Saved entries
===============
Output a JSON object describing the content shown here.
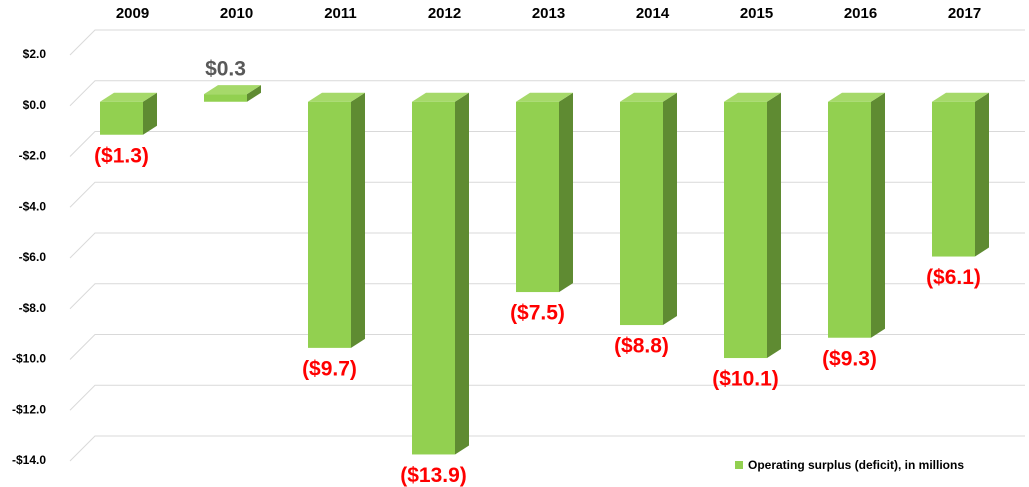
{
  "chart_data": {
    "type": "bar3d",
    "categories": [
      "2009",
      "2010",
      "2011",
      "2012",
      "2013",
      "2014",
      "2015",
      "2016",
      "2017"
    ],
    "series": [
      {
        "name": "Operating surplus (deficit), in millions",
        "color": "#92d050",
        "side_color": "#5f8b32",
        "top_color": "#a6d96a",
        "values": [
          -1.3,
          0.3,
          -9.7,
          -13.9,
          -7.5,
          -8.8,
          -10.1,
          -9.3,
          -6.1
        ],
        "value_labels": [
          "($1.3)",
          "$0.3",
          "($9.7)",
          "($13.9)",
          "($7.5)",
          "($8.8)",
          "($10.1)",
          "($9.3)",
          "($6.1)"
        ]
      }
    ],
    "label_colors": {
      "negative": "#ff0000",
      "positive": "#595959"
    },
    "ylim": [
      -14,
      2
    ],
    "yticks": [
      {
        "value": 2,
        "label": "$2.0"
      },
      {
        "value": 0,
        "label": "$0.0"
      },
      {
        "value": -2,
        "label": "-$2.0"
      },
      {
        "value": -4,
        "label": "-$4.0"
      },
      {
        "value": -6,
        "label": "-$6.0"
      },
      {
        "value": -8,
        "label": "-$8.0"
      },
      {
        "value": -10,
        "label": "-$10.0"
      },
      {
        "value": -12,
        "label": "-$12.0"
      },
      {
        "value": -14,
        "label": "-$14.0"
      }
    ],
    "grid": true,
    "legend": "bottom-right"
  }
}
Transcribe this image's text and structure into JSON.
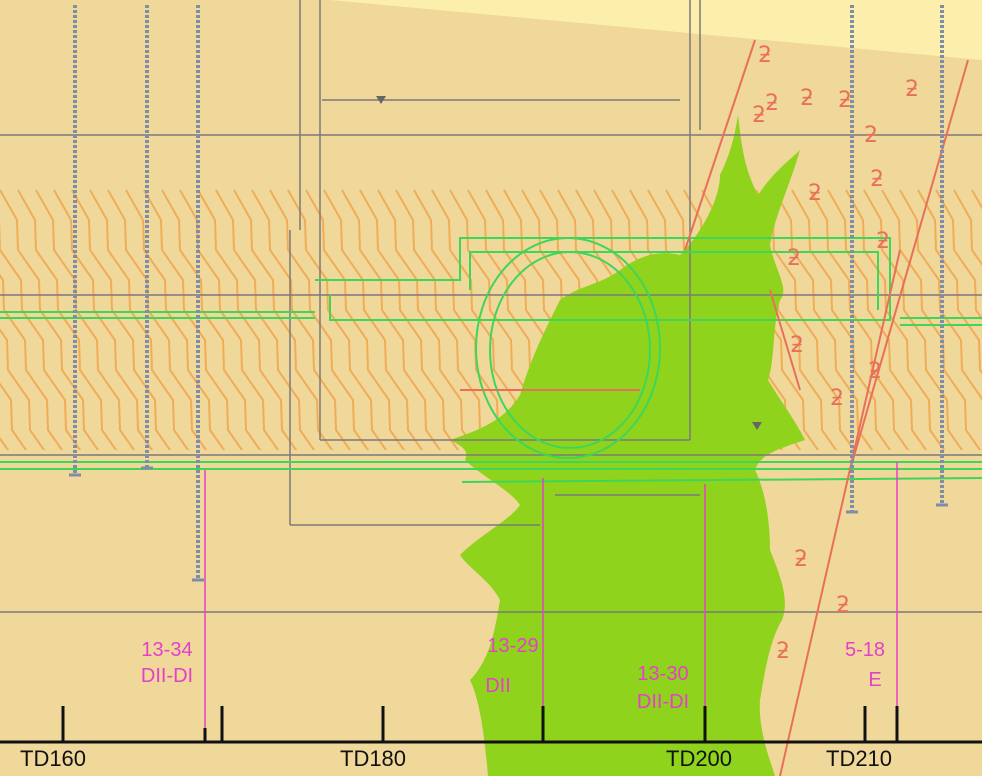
{
  "colors": {
    "background": "#f0d79a",
    "upper_band": "#fbefab",
    "fault_zone": "#8fd31c",
    "green_lines": "#3ed65a",
    "hatch": "#f0a64c",
    "red_lines": "#e8705a",
    "pink_label": "#e540c8",
    "grid": "#7a7a7a",
    "bolts": "#7e8ea8",
    "axis": "#111111"
  },
  "stations": [
    {
      "id": "td160",
      "label": "TD160"
    },
    {
      "id": "td180",
      "label": "TD180"
    },
    {
      "id": "td200",
      "label": "TD200"
    },
    {
      "id": "td210",
      "label": "TD210"
    }
  ],
  "boreholes": [
    {
      "id": "bh-13-34",
      "line1": "13-34",
      "line2": "DII-DI"
    },
    {
      "id": "bh-13-29",
      "line1": "13-29",
      "line2": "DII"
    },
    {
      "id": "bh-13-30",
      "line1": "13-30",
      "line2": "DII-DI"
    },
    {
      "id": "bh-5-18",
      "line1": "5-18",
      "line2": "E"
    }
  ],
  "annotations": {
    "crack_symbol": "ƻ",
    "crack_count": 17
  }
}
===============
## Task goal:
Pictures are to be left out; otherwise, copy exactly each line from the one containing "Transcribe this image's" through the last line of the listing.

## Answer for the task:
Transcribe this image's text and structure into JSON.
{
  "colors": {
    "background": "#f0d79a",
    "upper_band": "#fbefab",
    "fault_zone": "#8fd31c",
    "green_lines": "#3ed65a",
    "hatch": "#f0a64c",
    "red_lines": "#e8705a",
    "pink_label": "#e540c8",
    "grid": "#7a7a7a",
    "bolts": "#7e8ea8",
    "axis": "#111111"
  },
  "stations": [
    {
      "id": "td160",
      "label": "TD160"
    },
    {
      "id": "td180",
      "label": "TD180"
    },
    {
      "id": "td200",
      "label": "TD200"
    },
    {
      "id": "td210",
      "label": "TD210"
    }
  ],
  "boreholes": [
    {
      "id": "bh-13-34",
      "line1": "13-34",
      "line2": "DII-DI"
    },
    {
      "id": "bh-13-29",
      "line1": "13-29",
      "line2": "DII"
    },
    {
      "id": "bh-13-30",
      "line1": "13-30",
      "line2": "DII-DI"
    },
    {
      "id": "bh-5-18",
      "line1": "5-18",
      "line2": "E"
    }
  ],
  "annotations": {
    "crack_symbol": "ƻ",
    "crack_count": 17
  }
}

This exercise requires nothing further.